* BEGIN Working data *
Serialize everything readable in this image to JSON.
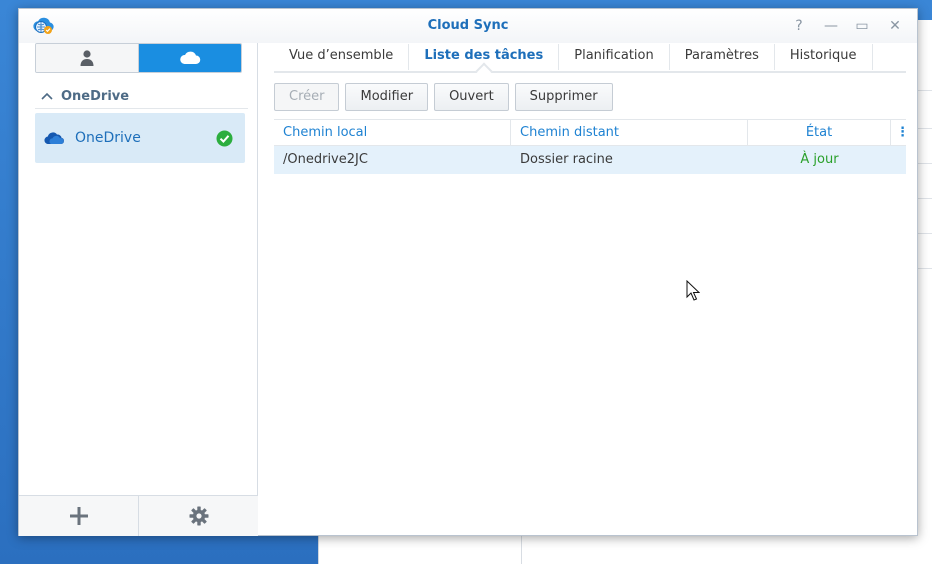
{
  "window": {
    "title": "Cloud Sync",
    "controls": {
      "help": "?",
      "minimize": "—",
      "maximize": "▭",
      "close": "✕"
    }
  },
  "sidebar": {
    "segments": [
      {
        "name": "user-icon",
        "active": false
      },
      {
        "name": "cloud-icon",
        "active": true
      }
    ],
    "group_label": "OneDrive",
    "provider": {
      "label": "OneDrive",
      "status": "ok"
    },
    "footer": [
      {
        "icon": "plus-icon"
      },
      {
        "icon": "gear-icon"
      }
    ]
  },
  "tabs": [
    {
      "label": "Vue d’ensemble",
      "active": false
    },
    {
      "label": "Liste des tâches",
      "active": true
    },
    {
      "label": "Planification",
      "active": false
    },
    {
      "label": "Paramètres",
      "active": false
    },
    {
      "label": "Historique",
      "active": false
    }
  ],
  "toolbar": {
    "create_label": "Créer",
    "create_disabled": true,
    "edit_label": "Modifier",
    "open_label": "Ouvert",
    "delete_label": "Supprimer"
  },
  "grid": {
    "columns": [
      "Chemin local",
      "Chemin distant",
      "État"
    ],
    "menu_glyph": "⋮",
    "rows": [
      {
        "local": "/Onedrive2JC",
        "remote": "Dossier racine",
        "state": "À jour"
      }
    ]
  },
  "colors": {
    "accent": "#1e6fba",
    "link": "#1e82d2",
    "status_ok": "#2aa02a",
    "selection": "#e4f1fb",
    "segment_active": "#1a8ee1"
  }
}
* END Working data *
### Job
Write the listing out a second time exactly, dropping all images.

### Response
Serialize everything readable in this image to JSON.
{
  "window": {
    "title": "Cloud Sync",
    "controls": {
      "help": "?",
      "minimize": "—",
      "maximize": "▭",
      "close": "✕"
    }
  },
  "sidebar": {
    "segments": [
      {
        "name": "user-icon",
        "active": false
      },
      {
        "name": "cloud-icon",
        "active": true
      }
    ],
    "group_label": "OneDrive",
    "provider": {
      "label": "OneDrive",
      "status": "ok"
    },
    "footer": [
      {
        "icon": "plus-icon"
      },
      {
        "icon": "gear-icon"
      }
    ]
  },
  "tabs": [
    {
      "label": "Vue d’ensemble",
      "active": false
    },
    {
      "label": "Liste des tâches",
      "active": true
    },
    {
      "label": "Planification",
      "active": false
    },
    {
      "label": "Paramètres",
      "active": false
    },
    {
      "label": "Historique",
      "active": false
    }
  ],
  "toolbar": {
    "create_label": "Créer",
    "create_disabled": true,
    "edit_label": "Modifier",
    "open_label": "Ouvert",
    "delete_label": "Supprimer"
  },
  "grid": {
    "columns": [
      "Chemin local",
      "Chemin distant",
      "État"
    ],
    "menu_glyph": "⋮",
    "rows": [
      {
        "local": "/Onedrive2JC",
        "remote": "Dossier racine",
        "state": "À jour"
      }
    ]
  },
  "colors": {
    "accent": "#1e6fba",
    "link": "#1e82d2",
    "status_ok": "#2aa02a",
    "selection": "#e4f1fb",
    "segment_active": "#1a8ee1"
  }
}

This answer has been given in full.